> RECORDS TO USE:
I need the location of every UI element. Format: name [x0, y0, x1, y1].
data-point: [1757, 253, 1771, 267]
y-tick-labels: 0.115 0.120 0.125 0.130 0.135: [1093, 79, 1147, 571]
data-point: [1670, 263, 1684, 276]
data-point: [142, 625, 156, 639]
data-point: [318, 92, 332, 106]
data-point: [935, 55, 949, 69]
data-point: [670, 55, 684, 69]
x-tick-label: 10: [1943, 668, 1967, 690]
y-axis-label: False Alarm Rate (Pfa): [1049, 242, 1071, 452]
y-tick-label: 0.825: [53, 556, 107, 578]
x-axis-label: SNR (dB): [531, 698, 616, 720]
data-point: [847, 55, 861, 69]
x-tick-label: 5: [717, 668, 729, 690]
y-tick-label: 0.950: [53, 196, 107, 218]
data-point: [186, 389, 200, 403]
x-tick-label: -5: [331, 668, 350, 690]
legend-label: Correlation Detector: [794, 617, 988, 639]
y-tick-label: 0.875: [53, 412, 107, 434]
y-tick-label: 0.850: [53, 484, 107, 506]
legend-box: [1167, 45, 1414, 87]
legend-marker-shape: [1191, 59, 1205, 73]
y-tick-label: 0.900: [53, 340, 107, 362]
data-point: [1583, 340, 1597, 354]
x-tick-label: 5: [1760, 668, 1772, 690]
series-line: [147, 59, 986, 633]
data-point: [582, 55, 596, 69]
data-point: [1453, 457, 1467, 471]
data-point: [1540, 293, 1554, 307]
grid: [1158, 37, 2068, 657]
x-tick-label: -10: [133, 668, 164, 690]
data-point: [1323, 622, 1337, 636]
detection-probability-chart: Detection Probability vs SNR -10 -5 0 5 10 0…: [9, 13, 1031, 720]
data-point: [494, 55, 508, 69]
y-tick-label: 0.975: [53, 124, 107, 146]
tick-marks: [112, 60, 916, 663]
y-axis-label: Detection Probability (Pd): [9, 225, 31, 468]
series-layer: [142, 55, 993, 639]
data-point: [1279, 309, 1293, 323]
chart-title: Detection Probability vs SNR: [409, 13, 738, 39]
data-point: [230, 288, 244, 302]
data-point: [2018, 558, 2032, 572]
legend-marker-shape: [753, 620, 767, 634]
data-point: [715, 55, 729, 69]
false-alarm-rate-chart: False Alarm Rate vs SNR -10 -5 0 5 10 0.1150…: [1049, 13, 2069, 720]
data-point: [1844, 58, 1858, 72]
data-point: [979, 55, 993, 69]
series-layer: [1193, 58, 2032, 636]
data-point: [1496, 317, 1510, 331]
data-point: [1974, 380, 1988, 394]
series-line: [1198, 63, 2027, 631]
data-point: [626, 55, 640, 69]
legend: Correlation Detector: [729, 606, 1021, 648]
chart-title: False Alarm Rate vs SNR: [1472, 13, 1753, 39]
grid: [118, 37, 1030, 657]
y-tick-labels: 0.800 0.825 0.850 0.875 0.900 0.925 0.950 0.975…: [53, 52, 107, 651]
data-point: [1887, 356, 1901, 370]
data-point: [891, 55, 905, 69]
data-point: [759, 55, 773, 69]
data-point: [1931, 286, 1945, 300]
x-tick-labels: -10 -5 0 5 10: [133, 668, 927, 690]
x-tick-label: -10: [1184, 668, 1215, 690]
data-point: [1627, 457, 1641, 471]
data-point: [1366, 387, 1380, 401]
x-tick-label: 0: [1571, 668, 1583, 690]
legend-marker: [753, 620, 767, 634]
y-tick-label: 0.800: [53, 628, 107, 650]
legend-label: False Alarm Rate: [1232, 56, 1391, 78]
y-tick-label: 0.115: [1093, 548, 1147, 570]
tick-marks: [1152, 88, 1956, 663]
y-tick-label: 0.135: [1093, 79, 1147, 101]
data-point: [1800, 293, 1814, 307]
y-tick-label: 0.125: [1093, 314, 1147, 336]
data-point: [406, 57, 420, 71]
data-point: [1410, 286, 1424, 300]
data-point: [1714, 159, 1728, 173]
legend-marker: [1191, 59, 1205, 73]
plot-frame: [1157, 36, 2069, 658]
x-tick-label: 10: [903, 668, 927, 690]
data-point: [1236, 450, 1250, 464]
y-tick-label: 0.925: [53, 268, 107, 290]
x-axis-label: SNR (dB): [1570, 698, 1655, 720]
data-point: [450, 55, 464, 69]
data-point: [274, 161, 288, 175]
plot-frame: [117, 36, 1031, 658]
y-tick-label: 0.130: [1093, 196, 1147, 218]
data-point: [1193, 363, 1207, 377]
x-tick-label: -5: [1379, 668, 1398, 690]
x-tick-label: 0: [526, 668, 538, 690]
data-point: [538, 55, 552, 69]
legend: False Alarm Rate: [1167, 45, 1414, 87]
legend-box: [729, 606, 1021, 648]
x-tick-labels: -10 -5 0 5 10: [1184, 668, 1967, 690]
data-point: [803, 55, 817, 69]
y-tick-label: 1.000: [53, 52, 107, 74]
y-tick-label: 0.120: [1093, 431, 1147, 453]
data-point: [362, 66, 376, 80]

> EXERCISE OBJECTIVE: Give back, unchanged, the lines from the very first one through the line containing "y-tick-label: 0.825: [53, 556, 107, 578]", both ends included.

> RESULT FOR THIS EXERCISE:
I need the location of every UI element. Format: name [x0, y0, x1, y1].
data-point: [1757, 253, 1771, 267]
y-tick-labels: 0.115 0.120 0.125 0.130 0.135: [1093, 79, 1147, 571]
data-point: [1670, 263, 1684, 276]
data-point: [142, 625, 156, 639]
data-point: [318, 92, 332, 106]
data-point: [935, 55, 949, 69]
data-point: [670, 55, 684, 69]
x-tick-label: 10: [1943, 668, 1967, 690]
y-axis-label: False Alarm Rate (Pfa): [1049, 242, 1071, 452]
y-tick-label: 0.825: [53, 556, 107, 578]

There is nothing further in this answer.